-- START --

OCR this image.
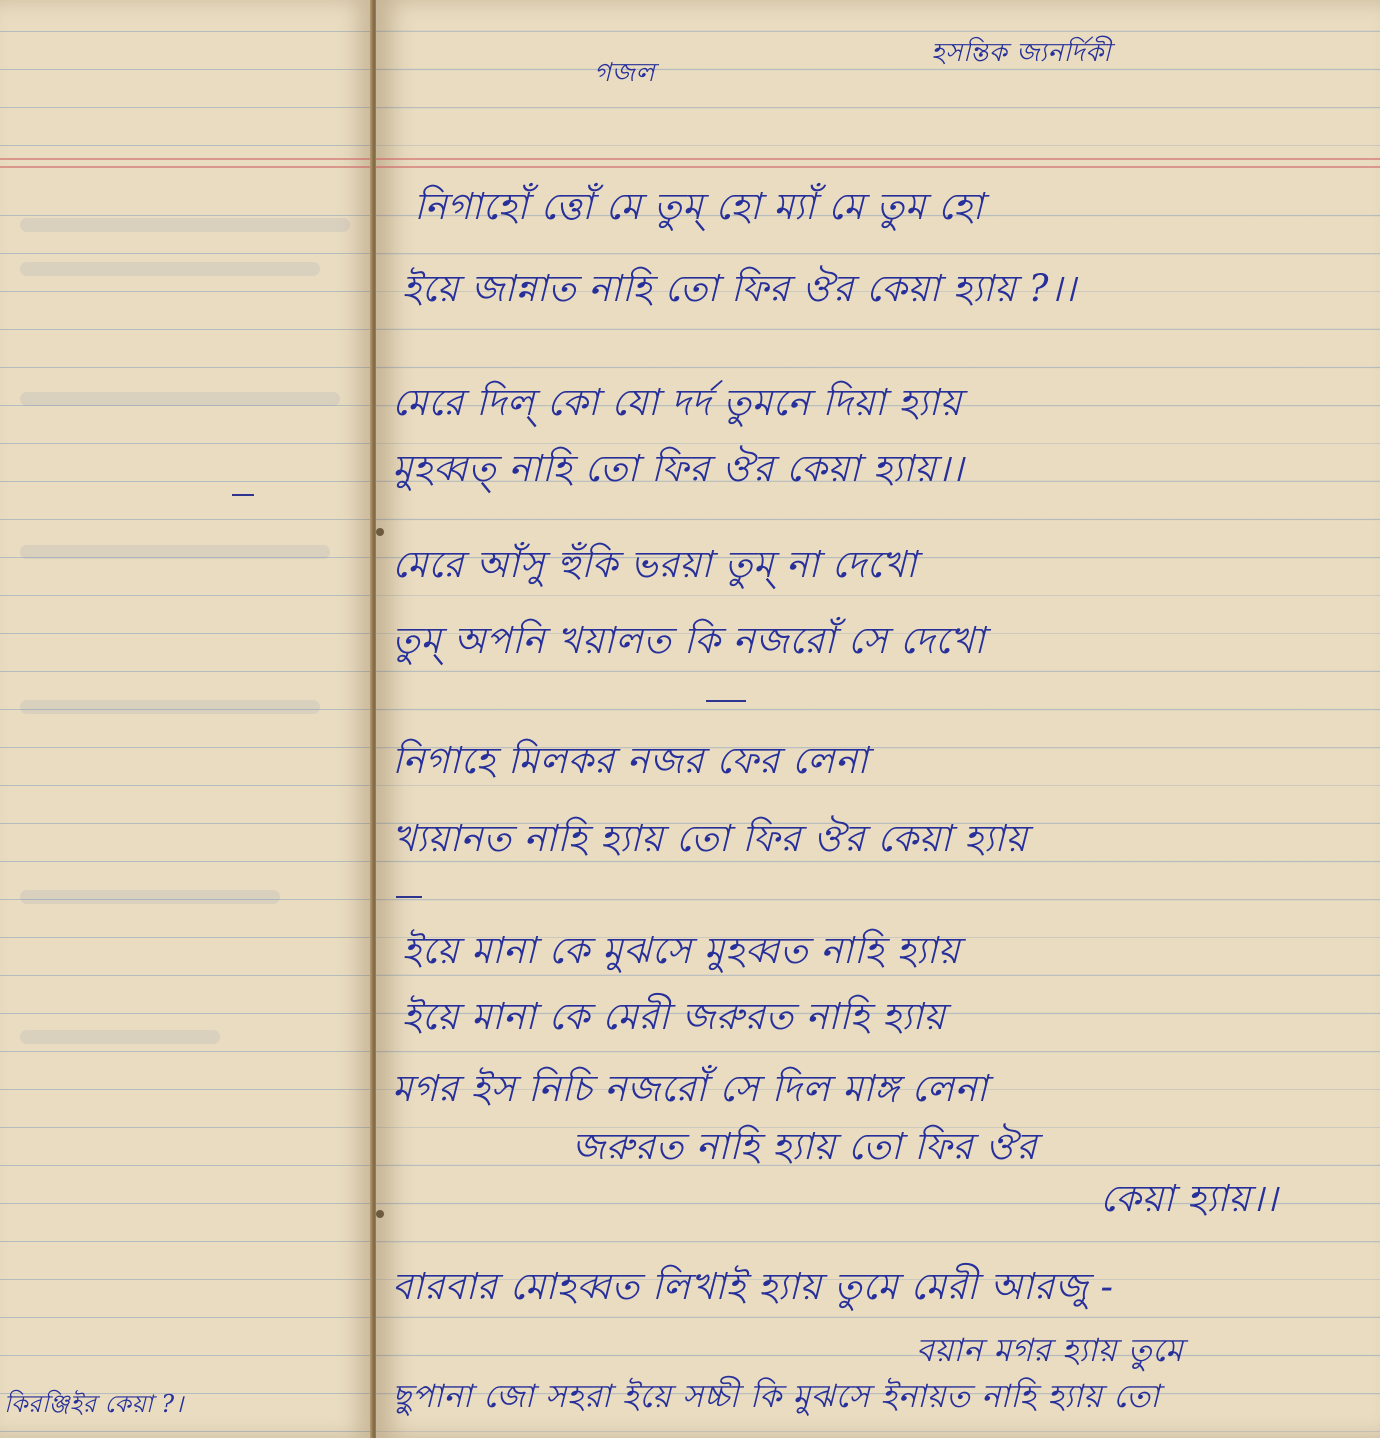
কিরঞ্জিইর কেয়া ?।

গজল

হসন্তিক জ্যনর্দিকী

নিগাহোঁ ত্তোঁ মে তুম্ হো ম্যাঁ মে তুম হো

ইয়ে জান্নাত নাহি তো ফির ঔর কেয়া হ্যায় ?।।

মেরে দিল্ কো যো দর্দ তুমনে দিয়া হ্যায়

মুহব্বত্ নাহি তো ফির ঔর কেয়া হ্যায়।।

মেরে আঁসু হুঁকি ভরয়া তুম্ না দেখো

তুম্ অপনি খয়ালত কি নজরোঁ সে দেখো

নিগাহে মিলকর নজর ফের লেনা

খ্যয়ানত নাহি হ্যায় তো ফির ঔর কেয়া হ্যায়

ইয়ে মানা কে মুঝসে মুহব্বত নাহি হ্যায়

ইয়ে মানা কে মেরী জরুরত নাহি হ্যায়

মগর ইস নিচি নজরোঁ সে দিল মাঙ্গ লেনা

জরুরত নাহি হ্যায় তো ফির ঔর

কেয়া হ্যায়।।

বারবার মোহব্বত লিখাই হ্যায় তুমে মেরী আরজু -

বয়ান মগর হ্যায় তুমে

ছুপানা জো সহরা ইয়ে সচ্চী কি মুঝসে ইনায়ত নাহি হ্যায় তো
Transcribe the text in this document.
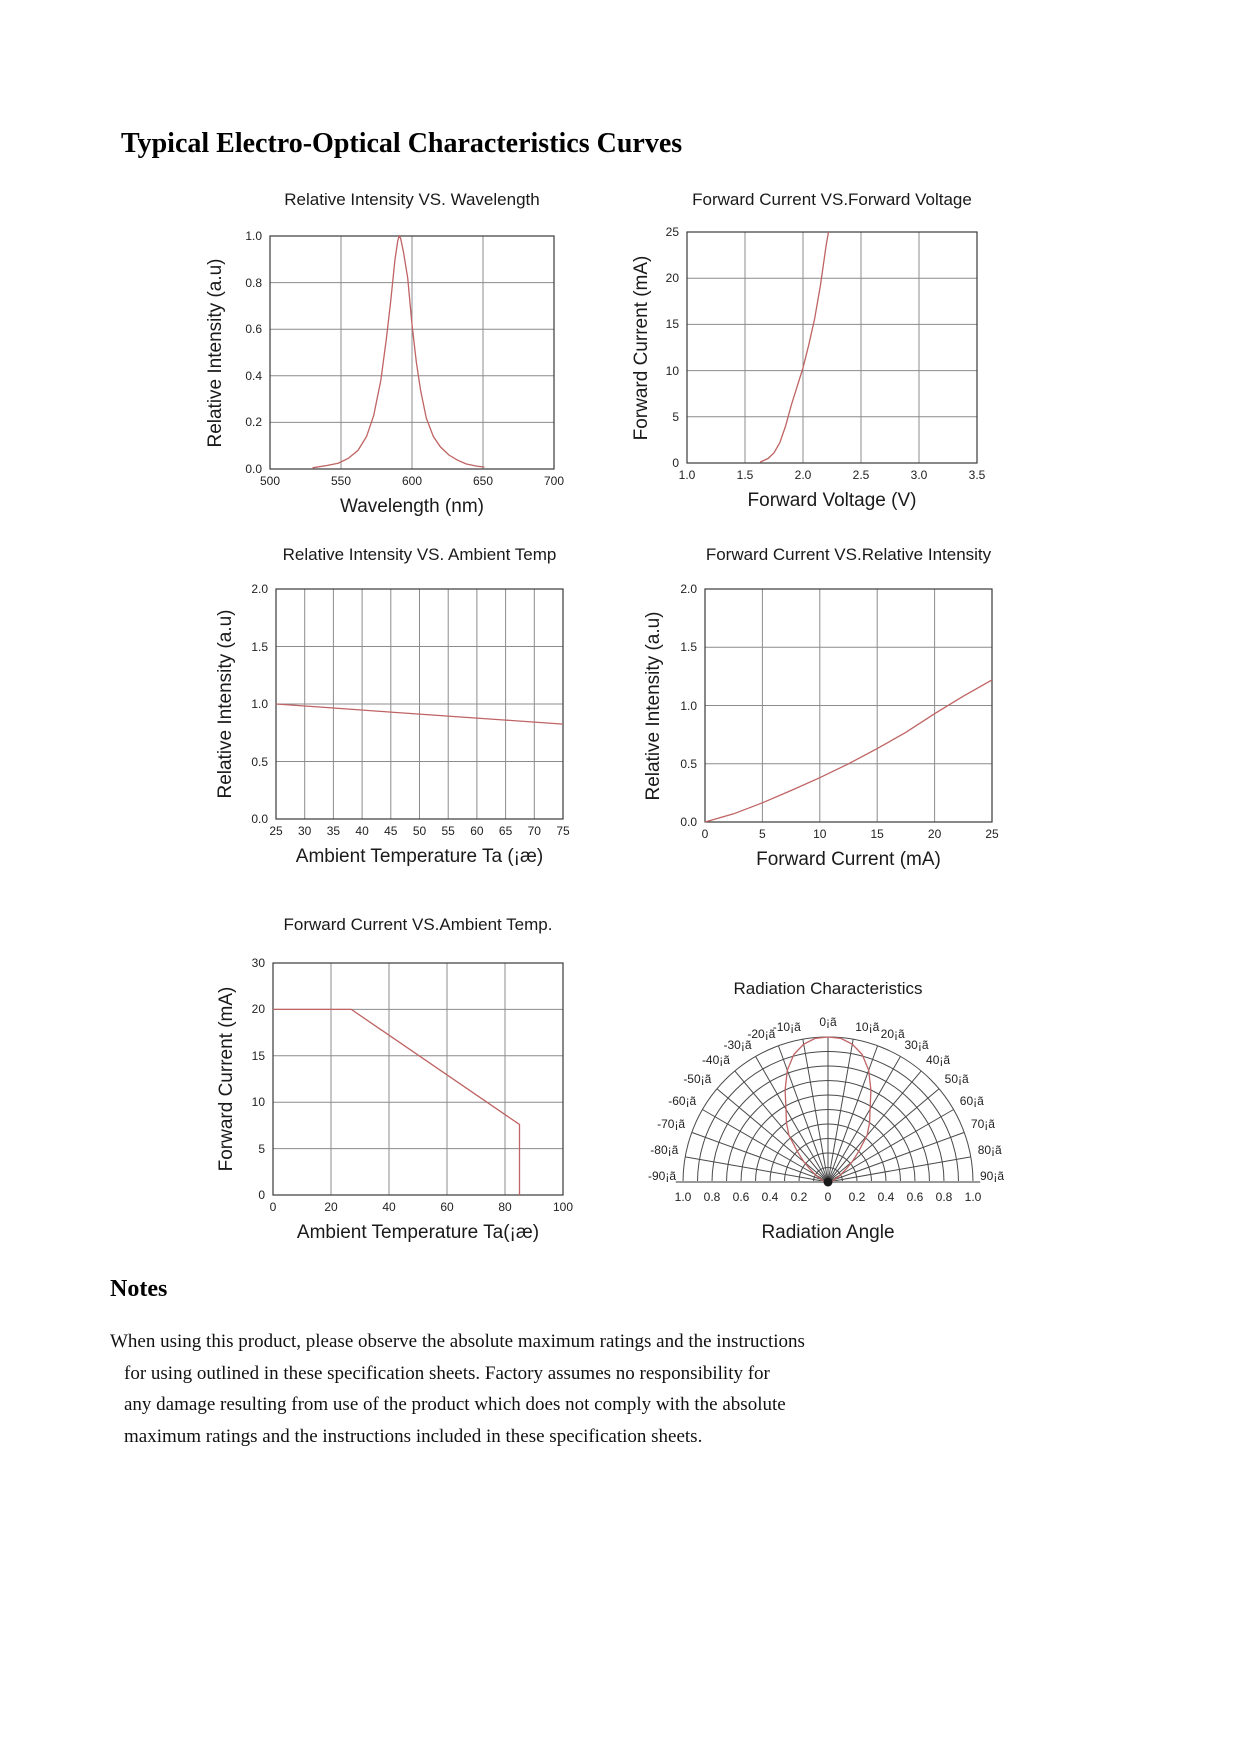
Typical Electro-Optical Characteristics Curves
Relative Intensity VS. Wavelength
Relative Intensity (a.u)
500	550	600	650	700
0.0
0.2
0.4
0.6
0.8
1.0
Wavelength (nm)
Forward Current VS.Forward Voltage
Forward Current (mA)
1.0	1.5	2.0	2.5	3.0	3.5
0
5
10
15
20
25
Forward Voltage (V)
Relative Intensity VS. Ambient Temp
Relative Intensity (a.u)
25	30	35	40	45	50	55	60	65	70	75
0.0
0.5
1.0
1.5
2.0
Ambient Temperature Ta (¡æ)
Forward Current VS.Relative Intensity
Relative Intensity (a.u)
0	5	10	15	20	25
0.0
0.5
1.0
1.5
2.0
Forward Current (mA)
Forward Current VS.Ambient Temp.
Forward Current (mA)
0	20	40	60	80	100
0
5
10
15
20
30
Ambient Temperature Ta(¡æ)
Radiation Characteristics
-90¡ã
-80¡ã
-70¡ã
-60¡ã
-50¡ã
-40¡ã
-30¡ã
-20¡ã
-10¡ã	0¡ã	10¡ã 20¡ã
30¡ã
40¡ã
50¡ã
60¡ã
70¡ã
80¡ã
90¡ã
1.0	0.8	0.6	0.4	0.2	0	0.2	0.4	0.6	0.8	1.0
Radiation Angle
Notes
When using this product, please observe the absolute maximum ratings and the instructions
for using outlined in these specification sheets. Factory assumes no responsibility for
any damage resulting from use of the product which does not comply with the absolute
maximum ratings and the instructions included in these specification sheets.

-- END --

▶ _DIRECTIVE_
Omit the pictures and give the material again, exactly and in full.

▶ _SOLUTION FOR THIS PROBLEM_
OCR this image.
কিরঞ্জিইর কেয়া ?।

গজল

হসন্তিক জ্যনর্দিকী

নিগাহোঁ ত্তোঁ মে তুম্ হো ম্যাঁ মে তুম হো

ইয়ে জান্নাত নাহি তো ফির ঔর কেয়া হ্যায় ?।।

মেরে দিল্ কো যো দর্দ তুমনে দিয়া হ্যায়

মুহব্বত্ নাহি তো ফির ঔর কেয়া হ্যায়।।

মেরে আঁসু হুঁকি ভরয়া তুম্ না দেখো

তুম্ অপনি খয়ালত কি নজরোঁ সে দেখো

নিগাহে মিলকর নজর ফের লেনা

খ্যয়ানত নাহি হ্যায় তো ফির ঔর কেয়া হ্যায়

ইয়ে মানা কে মুঝসে মুহব্বত নাহি হ্যায়

ইয়ে মানা কে মেরী জরুরত নাহি হ্যায়

মগর ইস নিচি নজরোঁ সে দিল মাঙ্গ লেনা

জরুরত নাহি হ্যায় তো ফির ঔর

কেয়া হ্যায়।।

বারবার মোহব্বত লিখাই হ্যায় তুমে মেরী আরজু -

বয়ান মগর হ্যায় তুমে

ছুপানা জো সহরা ইয়ে সচ্চী কি মুঝসে ইনায়ত নাহি হ্যায় তো
Transcribe the text in this document.
Typical Electro-Optical Characteristics Curves
Relative Intensity VS. Wavelength
Relative Intensity (a.u)
500	550	600	650	700
0.0
0.2
0.4
0.6
0.8
1.0
Wavelength (nm)
Forward Current VS.Forward Voltage
Forward Current (mA)
1.0	1.5	2.0	2.5	3.0	3.5
0
5
10
15
20
25
Forward Voltage (V)
Relative Intensity VS. Ambient Temp
Relative Intensity (a.u)
25	30	35	40	45	50	55	60	65	70	75
0.0
0.5
1.0
1.5
2.0
Ambient Temperature Ta (¡æ)
Forward Current VS.Relative Intensity
Relative Intensity (a.u)
0	5	10	15	20	25
0.0
0.5
1.0
1.5
2.0
Forward Current (mA)
Forward Current VS.Ambient Temp.
Forward Current (mA)
0	20	40	60	80	100
0
5
10
15
20
30
Ambient Temperature Ta(¡æ)
Radiation Characteristics
-90¡ã
-80¡ã
-70¡ã
-60¡ã
-50¡ã
-40¡ã
-30¡ã
-20¡ã
-10¡ã	0¡ã	10¡ã 20¡ã
30¡ã
40¡ã
50¡ã
60¡ã
70¡ã
80¡ã
90¡ã
1.0	0.8	0.6	0.4	0.2	0	0.2	0.4	0.6	0.8	1.0
Radiation Angle
Notes
When using this product, please observe the absolute maximum ratings and the instructions
for using outlined in these specification sheets. Factory assumes no responsibility for
any damage resulting from use of the product which does not comply with the absolute
maximum ratings and the instructions included in these specification sheets.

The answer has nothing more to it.